**Exercise inputs**
# # # # #

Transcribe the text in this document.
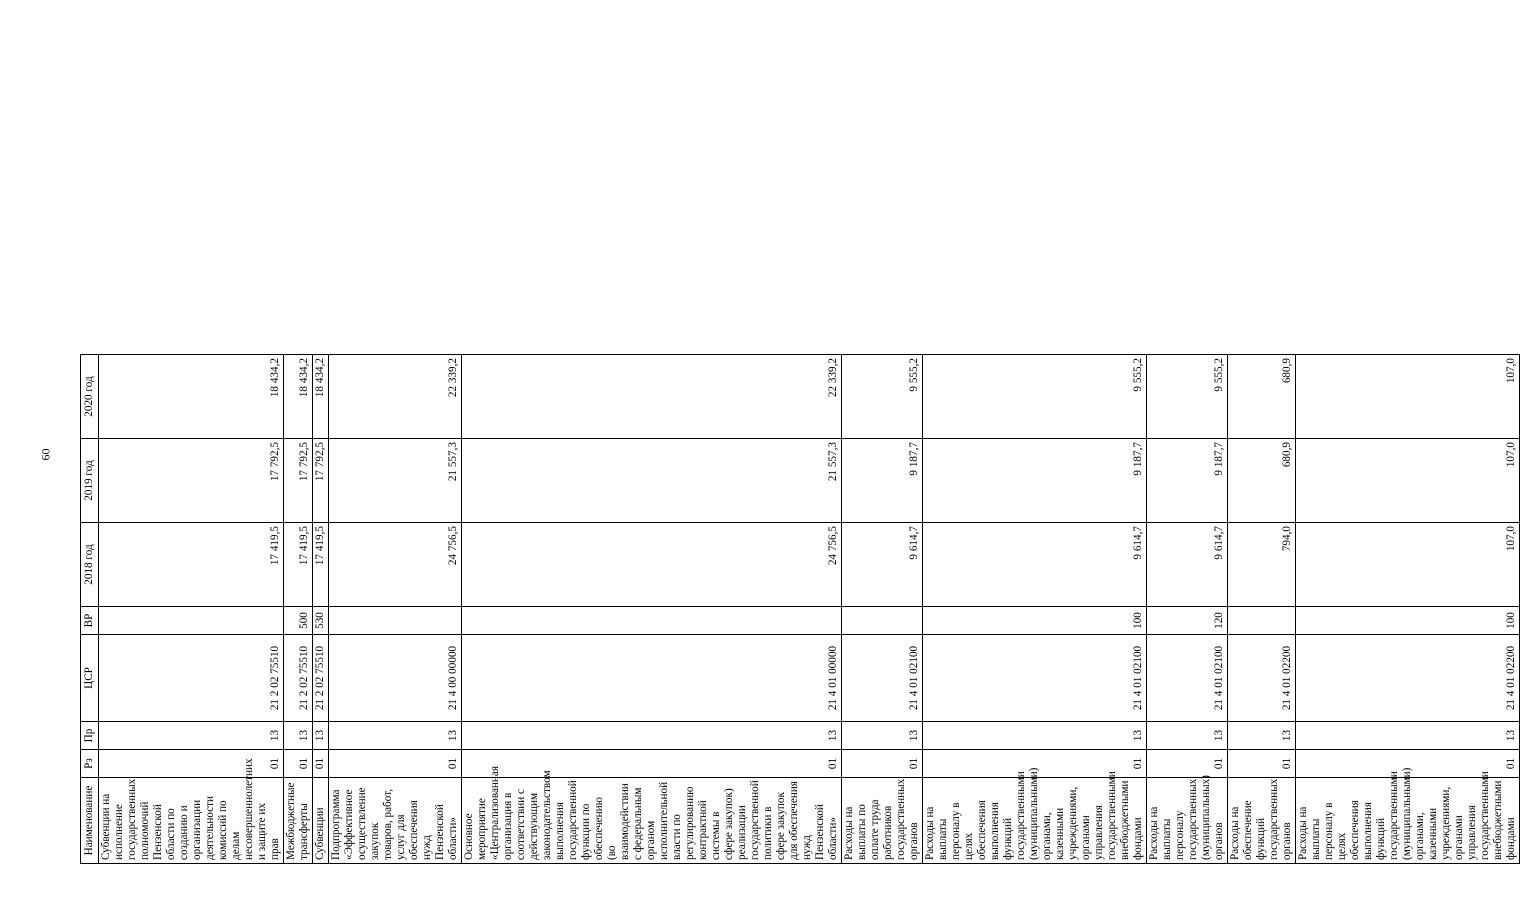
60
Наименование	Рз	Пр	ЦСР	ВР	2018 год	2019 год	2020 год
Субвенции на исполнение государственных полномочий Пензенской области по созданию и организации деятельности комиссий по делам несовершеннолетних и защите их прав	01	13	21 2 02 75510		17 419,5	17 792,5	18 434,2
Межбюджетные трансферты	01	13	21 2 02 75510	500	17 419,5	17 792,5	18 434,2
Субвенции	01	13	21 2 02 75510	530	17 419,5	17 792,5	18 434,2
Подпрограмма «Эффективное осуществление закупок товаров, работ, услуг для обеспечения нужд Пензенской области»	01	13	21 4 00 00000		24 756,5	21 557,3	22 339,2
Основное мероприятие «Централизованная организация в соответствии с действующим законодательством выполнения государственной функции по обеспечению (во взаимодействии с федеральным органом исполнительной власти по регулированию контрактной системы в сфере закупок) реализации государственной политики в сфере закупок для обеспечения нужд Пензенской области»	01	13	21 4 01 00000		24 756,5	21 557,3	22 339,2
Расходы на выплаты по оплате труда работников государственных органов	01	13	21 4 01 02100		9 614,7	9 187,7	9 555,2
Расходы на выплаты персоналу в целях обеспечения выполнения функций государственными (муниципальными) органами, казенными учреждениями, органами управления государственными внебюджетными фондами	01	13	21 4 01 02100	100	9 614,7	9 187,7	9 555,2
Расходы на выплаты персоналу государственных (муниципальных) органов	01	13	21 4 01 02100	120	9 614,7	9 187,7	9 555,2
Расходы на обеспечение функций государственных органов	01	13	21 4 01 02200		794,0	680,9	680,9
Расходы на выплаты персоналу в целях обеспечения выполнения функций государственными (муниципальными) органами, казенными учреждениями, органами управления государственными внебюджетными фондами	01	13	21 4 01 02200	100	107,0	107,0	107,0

# # # # #

**Your goal**
Give the number of lines in the entries that hold the word "Субвенции", and nothing else.

**Finished answer**
2